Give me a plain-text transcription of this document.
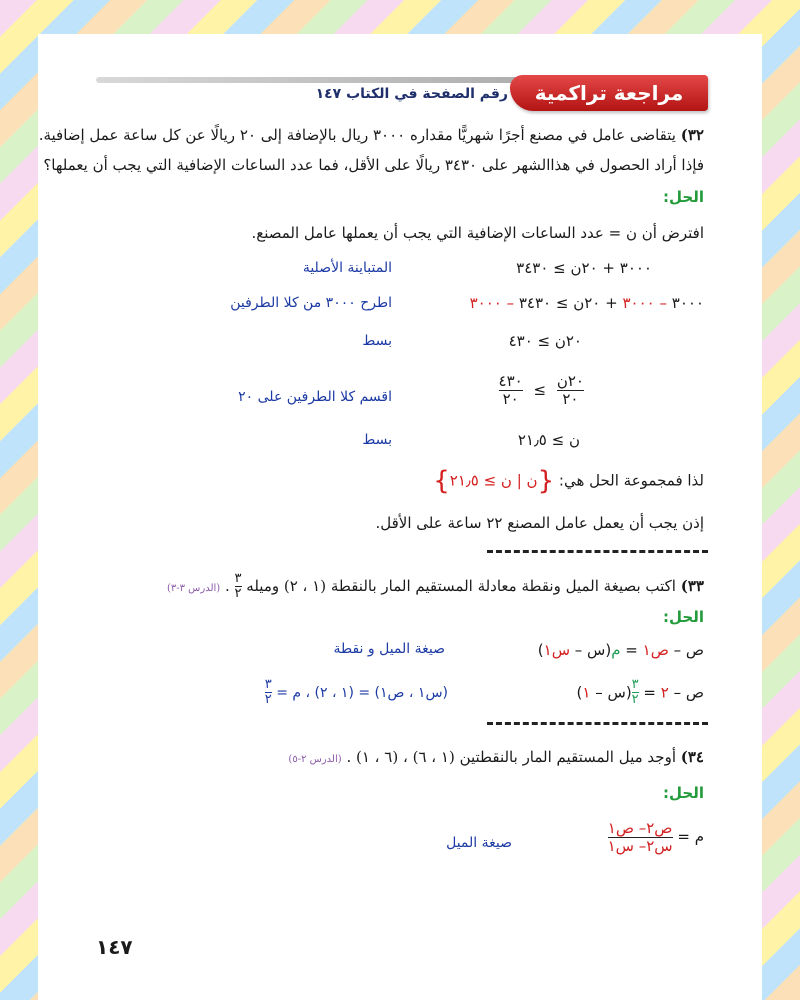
مراجعة تراكمية
رقم الصفحة في الكتاب ١٤٧
٣٢) يتقاضى عامل في مصنع أجرًا شهريًّا مقداره ٣٠٠٠ ريال بالإضافة إلى ٢٠ ريالًا عن كل ساعة عمل إضافية.
فإذا أراد الحصول في هذاالشهر على ٣٤٣٠ ريالًا على الأقل، فما عدد الساعات الإضافية التي يجب أن يعملها؟
الحل:
افترض أن ن = عدد الساعات الإضافية التي يجب أن يعملها عامل المصنع.
٣٠٠٠ + ٢٠ن ≥ ٣٤٣٠
المتباينة الأصلية
٣٠٠٠ – ٣٠٠٠ + ٢٠ن ≥ ٣٤٣٠ – ٣٠٠٠
اطرح ٣٠٠٠ من كلا الطرفين
٢٠ن ≥ ٤٣٠
بسط
$\frac{\text{٢٠ن}}{٢٠}$
≥
$\frac{٤٣٠}{٢٠}$
اقسم كلا الطرفين على ٢٠
ن ≥ ٢١٫٥
بسط
لذا فمجموعة الحل هي: {ن | ن ≥ ٢١٫٥}
إذن يجب أن يعمل عامل المصنع ٢٢ ساعة على الأقل.
٣٣) اكتب بصيغة الميل ونقطة معادلة المستقيم المار بالنقطة (١ ، ٢) وميله
$\frac{٣}{٢}$
. (الدرس ٣-٣)
الحل:
ص – ص١ = م(س – س١)
صيغة الميل و نقطة
ص – ٢ =
$\frac{٣}{٢}$
(س – ١)
(س١ ، ص١) = (١ ، ٢) ، م =
$\frac{٣}{٢}$
٣٤) أوجد ميل المستقيم المار بالنقطتين (١ ، ٦) ، (٦ ، ١) . (الدرس ٢-٥)
الحل:
م =
$\frac{\text{ص٢– ص١}}{\text{س٢– س١}}$
صيغة الميل
١٤٧
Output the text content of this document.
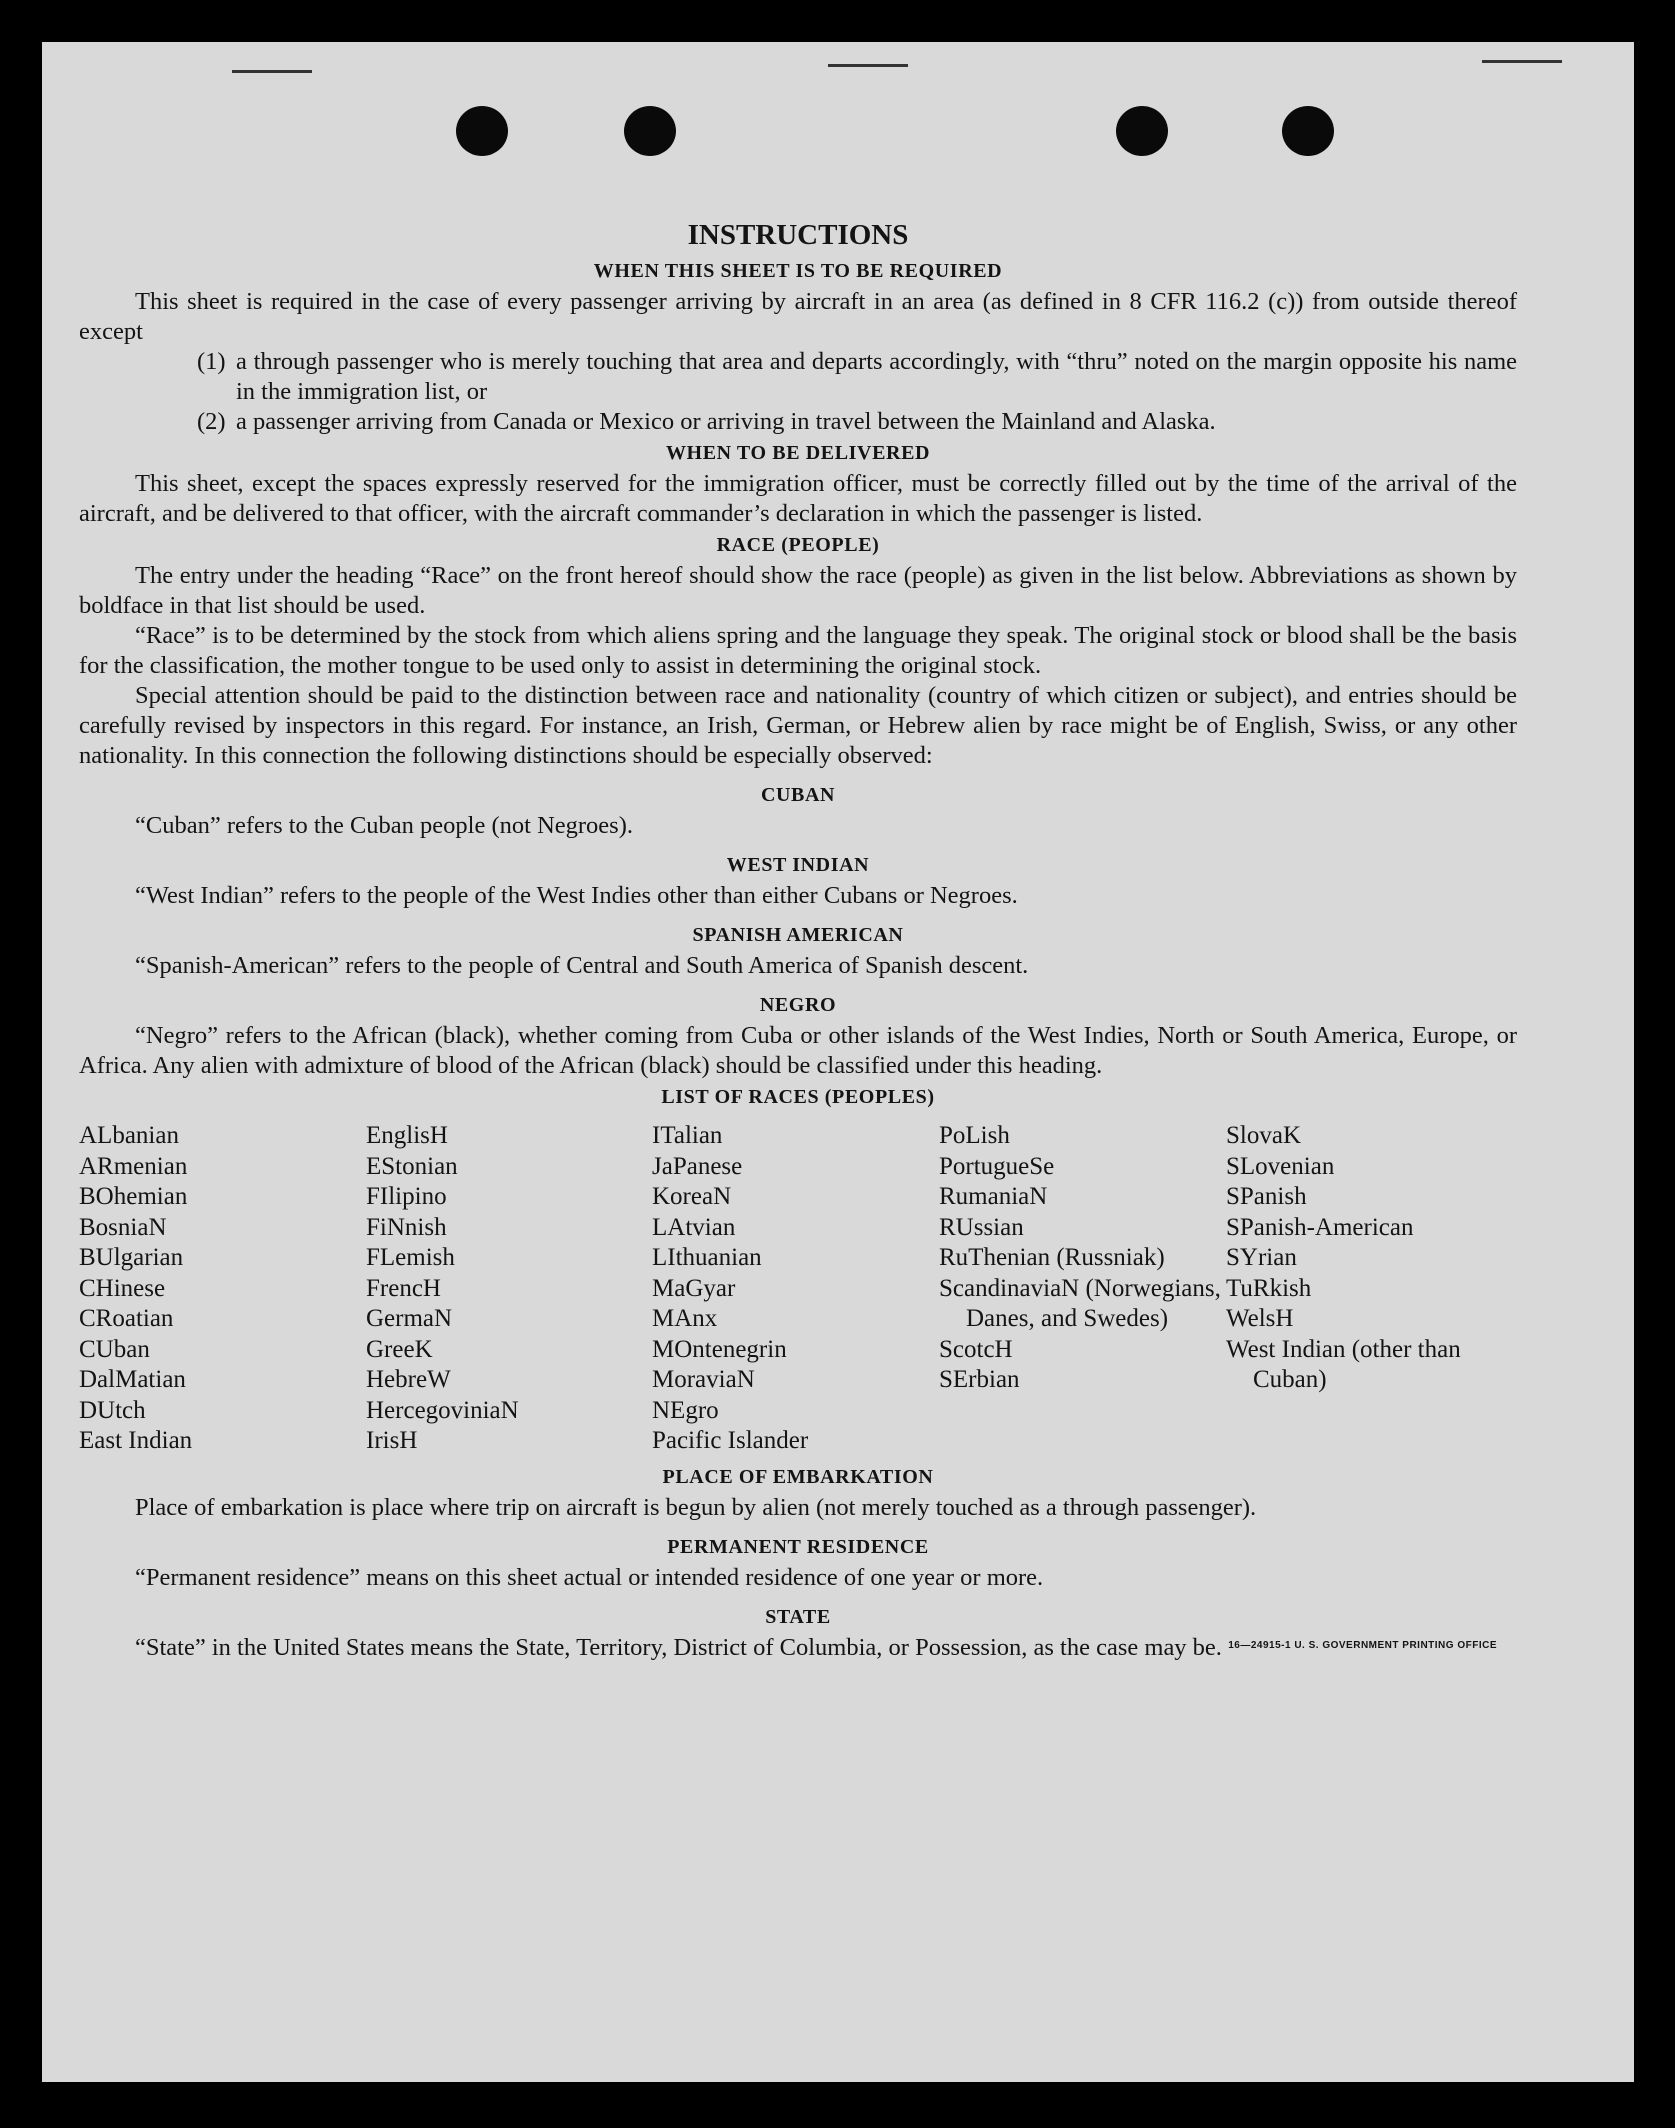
INSTRUCTIONS
WHEN THIS SHEET IS TO BE REQUIRED

This sheet is required in the case of every passenger arriving by aircraft in an area (as defined in 8 CFR 116.2 (c)) from outside thereof except

(1) a through passenger who is merely touching that area and departs accordingly, with “thru” noted on the margin opposite his name in the immigration list, or
(2) a passenger arriving from Canada or Mexico or arriving in travel between the Mainland and Alaska.
WHEN TO BE DELIVERED

This sheet, except the spaces expressly reserved for the immigration officer, must be correctly filled out by the time of the arrival of the aircraft, and be delivered to that officer, with the aircraft commander’s declaration in which the passenger is listed.

RACE (PEOPLE)

The entry under the heading “Race” on the front hereof should show the race (people) as given in the list below. Abbreviations as shown by boldface in that list should be used.

“Race” is to be determined by the stock from which aliens spring and the language they speak. The original stock or blood shall be the basis for the classification, the mother tongue to be used only to assist in determining the original stock.

Special attention should be paid to the distinction between race and nationality (country of which citizen or subject), and entries should be carefully revised by inspectors in this regard. For instance, an Irish, German, or Hebrew alien by race might be of English, Swiss, or any other nationality. In this connection the following distinctions should be especially observed:

CUBAN

“Cuban” refers to the Cuban people (not Negroes).

WEST INDIAN

“West Indian” refers to the people of the West Indies other than either Cubans or Negroes.

SPANISH AMERICAN

“Spanish-American” refers to the people of Central and South America of Spanish descent.

NEGRO

“Negro” refers to the African (black), whether coming from Cuba or other islands of the West Indies, North or South America, Europe, or Africa. Any alien with admixture of blood of the African (black) should be classified under this heading.

LIST OF RACES (PEOPLES)
ALbanian
ARmenian
BOhemian
BosniaN
BUlgarian
CHinese
CRoatian
CUban
DalMatian
DUtch
East Indian
EnglisH
EStonian
FIlipino
FiNnish
FLemish
FrencH
GermaN
GreeK
HebreW
HercegoviniaN
IrisH
ITalian
JaPanese
KoreaN
LAtvian
LIthuanian
MaGyar
MAnx
MOntenegrin
MoraviaN
NEgro
Pacific Islander
PoLish
PortugueSe
RumaniaN
RUssian
RuThenian (Russniak)
ScandinaviaN (Norwegians, Danes, and Swedes)
ScotcH
SErbian
SlovaK
SLovenian
SPanish
SPanish-American
SYrian
TuRkish
WelsH
West Indian (other than Cuban)
PLACE OF EMBARKATION

Place of embarkation is place where trip on aircraft is begun by alien (not merely touched as a through passenger).

PERMANENT RESIDENCE

“Permanent residence” means on this sheet actual or intended residence of one year or more.

STATE

“State” in the United States means the State, Territory, District of Columbia, or Possession, as the case may be. 16—24915-1 U. S. GOVERNMENT PRINTING OFFICE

#### WORK INSTRUCTIONS:
Every entry above needs to be retyped exactly; drop the pictures.

#### EXERCISE OUTPUT:
Give me a plain-text transcription of this document.
مراجعة تراكمية
رقم الصفحة في الكتاب ١٤٧
٣٢) يتقاضى عامل في مصنع أجرًا شهريًّا مقداره ٣٠٠٠ ريال بالإضافة إلى ٢٠ ريالًا عن كل ساعة عمل إضافية.
فإذا أراد الحصول في هذاالشهر على ٣٤٣٠ ريالًا على الأقل، فما عدد الساعات الإضافية التي يجب أن يعملها؟
الحل:
افترض أن ن = عدد الساعات الإضافية التي يجب أن يعملها عامل المصنع.
٣٠٠٠ + ٢٠ن ≥ ٣٤٣٠
المتباينة الأصلية
٣٠٠٠ – ٣٠٠٠ + ٢٠ن ≥ ٣٤٣٠ – ٣٠٠٠
اطرح ٣٠٠٠ من كلا الطرفين
٢٠ن ≥ ٤٣٠
بسط
$\frac{\text{٢٠ن}}{٢٠}$
≥
$\frac{٤٣٠}{٢٠}$
اقسم كلا الطرفين على ٢٠
ن ≥ ٢١٫٥
بسط
لذا فمجموعة الحل هي: {ن | ن ≥ ٢١٫٥}
إذن يجب أن يعمل عامل المصنع ٢٢ ساعة على الأقل.
٣٣) اكتب بصيغة الميل ونقطة معادلة المستقيم المار بالنقطة (١ ، ٢) وميله
$\frac{٣}{٢}$
. (الدرس ٣-٣)
الحل:
ص – ص١ = م(س – س١)
صيغة الميل و نقطة
ص – ٢ =
$\frac{٣}{٢}$
(س – ١)
(س١ ، ص١) = (١ ، ٢) ، م =
$\frac{٣}{٢}$
٣٤) أوجد ميل المستقيم المار بالنقطتين (١ ، ٦) ، (٦ ، ١) . (الدرس ٢-٥)
الحل:
م =
$\frac{\text{ص٢– ص١}}{\text{س٢– س١}}$
صيغة الميل
١٤٧
Output the text content of this document.
INSTRUCTIONS
WHEN THIS SHEET IS TO BE REQUIRED

This sheet is required in the case of every passenger arriving by aircraft in an area (as defined in 8 CFR 116.2 (c)) from outside thereof except

(1) a through passenger who is merely touching that area and departs accordingly, with “thru” noted on the margin opposite his name in the immigration list, or
(2) a passenger arriving from Canada or Mexico or arriving in travel between the Mainland and Alaska.
WHEN TO BE DELIVERED

This sheet, except the spaces expressly reserved for the immigration officer, must be correctly filled out by the time of the arrival of the aircraft, and be delivered to that officer, with the aircraft commander’s declaration in which the passenger is listed.

RACE (PEOPLE)

The entry under the heading “Race” on the front hereof should show the race (people) as given in the list below. Abbreviations as shown by boldface in that list should be used.

“Race” is to be determined by the stock from which aliens spring and the language they speak. The original stock or blood shall be the basis for the classification, the mother tongue to be used only to assist in determining the original stock.

Special attention should be paid to the distinction between race and nationality (country of which citizen or subject), and entries should be carefully revised by inspectors in this regard. For instance, an Irish, German, or Hebrew alien by race might be of English, Swiss, or any other nationality. In this connection the following distinctions should be especially observed:

CUBAN

“Cuban” refers to the Cuban people (not Negroes).

WEST INDIAN

“West Indian” refers to the people of the West Indies other than either Cubans or Negroes.

SPANISH AMERICAN

“Spanish-American” refers to the people of Central and South America of Spanish descent.

NEGRO

“Negro” refers to the African (black), whether coming from Cuba or other islands of the West Indies, North or South America, Europe, or Africa. Any alien with admixture of blood of the African (black) should be classified under this heading.

LIST OF RACES (PEOPLES)
ALbanian
ARmenian
BOhemian
BosniaN
BUlgarian
CHinese
CRoatian
CUban
DalMatian
DUtch
East Indian
EnglisH
EStonian
FIlipino
FiNnish
FLemish
FrencH
GermaN
GreeK
HebreW
HercegoviniaN
IrisH
ITalian
JaPanese
KoreaN
LAtvian
LIthuanian
MaGyar
MAnx
MOntenegrin
MoraviaN
NEgro
Pacific Islander
PoLish
PortugueSe
RumaniaN
RUssian
RuThenian (Russniak)
ScandinaviaN (Norwegians, Danes, and Swedes)
ScotcH
SErbian
SlovaK
SLovenian
SPanish
SPanish-American
SYrian
TuRkish
WelsH
West Indian (other than Cuban)
PLACE OF EMBARKATION

Place of embarkation is place where trip on aircraft is begun by alien (not merely touched as a through passenger).

PERMANENT RESIDENCE

“Permanent residence” means on this sheet actual or intended residence of one year or more.

STATE

“State” in the United States means the State, Territory, District of Columbia, or Possession, as the case may be. 16—24915-1 U. S. GOVERNMENT PRINTING OFFICE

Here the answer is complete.